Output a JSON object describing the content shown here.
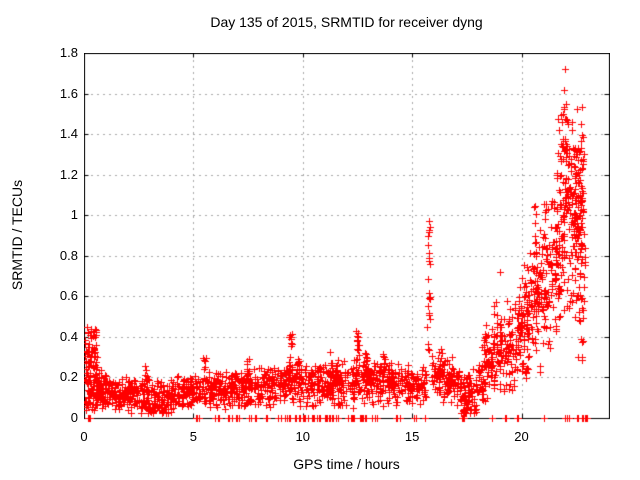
{
  "title": "Day 135 of 2015, SRMTID for receiver dyng",
  "chart_data": {
    "type": "scatter",
    "title": "Day 135 of 2015, SRMTID for receiver dyng",
    "xlabel": "GPS time / hours",
    "ylabel": "SRMTID / TECUs",
    "series_name": "SRMTID",
    "xlim": [
      0,
      24
    ],
    "ylim": [
      0,
      1.8
    ],
    "x_ticks": [
      0,
      5,
      10,
      15,
      20
    ],
    "x_tick_labels": [
      "0",
      "5",
      "10",
      "15",
      "20"
    ],
    "y_ticks": [
      0,
      0.2,
      0.4,
      0.6,
      0.8,
      1,
      1.2,
      1.4,
      1.6,
      1.8
    ],
    "y_tick_labels": [
      "0",
      "0.2",
      "0.4",
      "0.6",
      "0.8",
      "1",
      "1.2",
      "1.4",
      "1.6",
      "1.8"
    ],
    "grid": true,
    "grid_style": "dotted",
    "legend": "none",
    "marker": "plus",
    "marker_size_px": 7,
    "marker_color": "#ff0000",
    "grid_color": "#a8a8a8",
    "border_color": "#000000",
    "background": "#ffffff",
    "description": "Dense + marker scatter: flat noisy band ~0.1-0.2 TECUs from 0-15h, tall cluster 0.05-0.45 at 0-0.6h, isolated spike to 0.97 at 15.8h, dip near 17.5h, steep noisy rise after 19h peaking at 1.72 near 22h, data ends ~23h, many exact-zero points along the axis",
    "generator": {
      "seed": 1350,
      "bands": [
        {
          "x0": 0.05,
          "x1": 0.6,
          "n": 115,
          "y0": 0.24,
          "y1": 0.24,
          "s": 0.2,
          "u": 1
        },
        {
          "x0": 0.5,
          "x1": 1.3,
          "n": 90,
          "y0": 0.15,
          "y1": 0.13,
          "s": 0.05
        },
        {
          "x0": 1.3,
          "x1": 2.6,
          "n": 120,
          "y0": 0.12,
          "y1": 0.11,
          "s": 0.05
        },
        {
          "x0": 2.6,
          "x1": 4.0,
          "n": 140,
          "y0": 0.1,
          "y1": 0.1,
          "s": 0.05
        },
        {
          "x0": 4.0,
          "x1": 5.5,
          "n": 130,
          "y0": 0.12,
          "y1": 0.13,
          "s": 0.05
        },
        {
          "x0": 5.5,
          "x1": 7.0,
          "n": 130,
          "y0": 0.14,
          "y1": 0.14,
          "s": 0.05
        },
        {
          "x0": 7.0,
          "x1": 8.5,
          "n": 130,
          "y0": 0.15,
          "y1": 0.16,
          "s": 0.06
        },
        {
          "x0": 8.5,
          "x1": 10.0,
          "n": 130,
          "y0": 0.17,
          "y1": 0.17,
          "s": 0.06
        },
        {
          "x0": 10.0,
          "x1": 11.5,
          "n": 130,
          "y0": 0.17,
          "y1": 0.17,
          "s": 0.06
        },
        {
          "x0": 11.5,
          "x1": 13.0,
          "n": 130,
          "y0": 0.17,
          "y1": 0.18,
          "s": 0.07
        },
        {
          "x0": 13.0,
          "x1": 14.5,
          "n": 130,
          "y0": 0.18,
          "y1": 0.16,
          "s": 0.06
        },
        {
          "x0": 14.5,
          "x1": 15.65,
          "n": 100,
          "y0": 0.16,
          "y1": 0.17,
          "s": 0.05
        },
        {
          "x0": 15.9,
          "x1": 17.2,
          "n": 110,
          "y0": 0.21,
          "y1": 0.16,
          "s": 0.07
        },
        {
          "x0": 17.2,
          "x1": 18.0,
          "n": 80,
          "y0": 0.1,
          "y1": 0.12,
          "s": 0.07
        },
        {
          "x0": 18.0,
          "x1": 19.0,
          "n": 90,
          "y0": 0.2,
          "y1": 0.3,
          "s": 0.1
        },
        {
          "x0": 19.0,
          "x1": 20.0,
          "n": 110,
          "y0": 0.32,
          "y1": 0.4,
          "s": 0.13
        },
        {
          "x0": 20.0,
          "x1": 20.8,
          "n": 110,
          "y0": 0.45,
          "y1": 0.6,
          "s": 0.17
        },
        {
          "x0": 20.8,
          "x1": 21.6,
          "n": 110,
          "y0": 0.65,
          "y1": 0.8,
          "s": 0.22
        },
        {
          "x0": 21.6,
          "x1": 22.2,
          "n": 110,
          "y0": 0.9,
          "y1": 1.05,
          "s": 0.28
        },
        {
          "x0": 22.2,
          "x1": 22.9,
          "n": 130,
          "y0": 1.0,
          "y1": 1.0,
          "s": 0.32
        }
      ],
      "columns": [
        {
          "x": 2.85,
          "w": 0.12,
          "n": 8,
          "lo": 0.18,
          "hi": 0.3
        },
        {
          "x": 5.5,
          "w": 0.12,
          "n": 8,
          "lo": 0.18,
          "hi": 0.3
        },
        {
          "x": 6.9,
          "w": 0.12,
          "n": 6,
          "lo": 0.18,
          "hi": 0.26
        },
        {
          "x": 7.5,
          "w": 0.12,
          "n": 6,
          "lo": 0.2,
          "hi": 0.31
        },
        {
          "x": 9.45,
          "w": 0.14,
          "n": 14,
          "lo": 0.22,
          "hi": 0.43
        },
        {
          "x": 9.8,
          "w": 0.12,
          "n": 8,
          "lo": 0.2,
          "hi": 0.3
        },
        {
          "x": 11.3,
          "w": 0.12,
          "n": 8,
          "lo": 0.2,
          "hi": 0.33
        },
        {
          "x": 12.5,
          "w": 0.14,
          "n": 14,
          "lo": 0.24,
          "hi": 0.44
        },
        {
          "x": 12.9,
          "w": 0.12,
          "n": 8,
          "lo": 0.2,
          "hi": 0.32
        },
        {
          "x": 13.7,
          "w": 0.12,
          "n": 10,
          "lo": 0.2,
          "hi": 0.35
        },
        {
          "x": 15.75,
          "w": 0.14,
          "n": 22,
          "lo": 0.3,
          "hi": 0.95
        },
        {
          "x": 16.3,
          "w": 0.12,
          "n": 8,
          "lo": 0.2,
          "hi": 0.35
        },
        {
          "x": 18.35,
          "w": 0.14,
          "n": 12,
          "lo": 0.25,
          "hi": 0.47
        },
        {
          "x": 18.8,
          "w": 0.14,
          "n": 12,
          "lo": 0.3,
          "hi": 0.62
        },
        {
          "x": 19.9,
          "w": 0.14,
          "n": 10,
          "lo": 0.3,
          "hi": 0.65
        },
        {
          "x": 20.6,
          "w": 0.14,
          "n": 12,
          "lo": 0.6,
          "hi": 1.05
        },
        {
          "x": 22.0,
          "w": 0.14,
          "n": 14,
          "lo": 0.9,
          "hi": 1.6
        },
        {
          "x": 22.45,
          "w": 0.16,
          "n": 20,
          "lo": 0.8,
          "hi": 1.35
        },
        {
          "x": 22.7,
          "w": 0.14,
          "n": 16,
          "lo": 0.7,
          "hi": 1.3
        },
        {
          "x": 22.75,
          "w": 0.14,
          "n": 8,
          "lo": 0.25,
          "hi": 0.6
        }
      ],
      "outliers": [
        [
          0.15,
          0.45
        ],
        [
          15.78,
          0.97
        ],
        [
          15.72,
          0.9
        ],
        [
          22.0,
          1.72
        ],
        [
          21.95,
          1.62
        ],
        [
          22.05,
          1.55
        ],
        [
          21.9,
          1.5
        ],
        [
          22.1,
          1.47
        ],
        [
          21.7,
          1.42
        ],
        [
          22.3,
          1.42
        ],
        [
          21.6,
          1.2
        ],
        [
          20.6,
          0.96
        ],
        [
          19.0,
          0.72
        ],
        [
          22.6,
          0.3
        ],
        [
          22.8,
          0.38
        ],
        [
          21.3,
          0.45
        ]
      ],
      "zeros": [
        {
          "x0": 0.1,
          "x1": 0.3,
          "n": 5
        },
        {
          "x0": 5.1,
          "x1": 5.25,
          "n": 3
        },
        {
          "x0": 6.0,
          "x1": 6.2,
          "n": 3
        },
        {
          "x0": 6.5,
          "x1": 7.3,
          "n": 8
        },
        {
          "x0": 7.5,
          "x1": 7.9,
          "n": 5
        },
        {
          "x0": 8.2,
          "x1": 8.45,
          "n": 3
        },
        {
          "x0": 8.8,
          "x1": 9.9,
          "n": 10
        },
        {
          "x0": 10.0,
          "x1": 11.6,
          "n": 22
        },
        {
          "x0": 11.9,
          "x1": 12.9,
          "n": 14
        },
        {
          "x0": 13.1,
          "x1": 13.45,
          "n": 4
        },
        {
          "x0": 14.2,
          "x1": 14.45,
          "n": 3
        },
        {
          "x0": 15.0,
          "x1": 15.2,
          "n": 3
        },
        {
          "x0": 15.5,
          "x1": 15.62,
          "n": 2
        },
        {
          "x0": 17.25,
          "x1": 17.5,
          "n": 3
        },
        {
          "x0": 18.6,
          "x1": 18.8,
          "n": 2
        },
        {
          "x0": 19.2,
          "x1": 19.35,
          "n": 2
        },
        {
          "x0": 19.8,
          "x1": 19.9,
          "n": 2
        },
        {
          "x0": 21.0,
          "x1": 21.1,
          "n": 2
        },
        {
          "x0": 21.8,
          "x1": 22.2,
          "n": 5
        },
        {
          "x0": 22.5,
          "x1": 23.0,
          "n": 8
        }
      ]
    }
  }
}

════

Write only the number of lines in the data above that include "TECUs".

2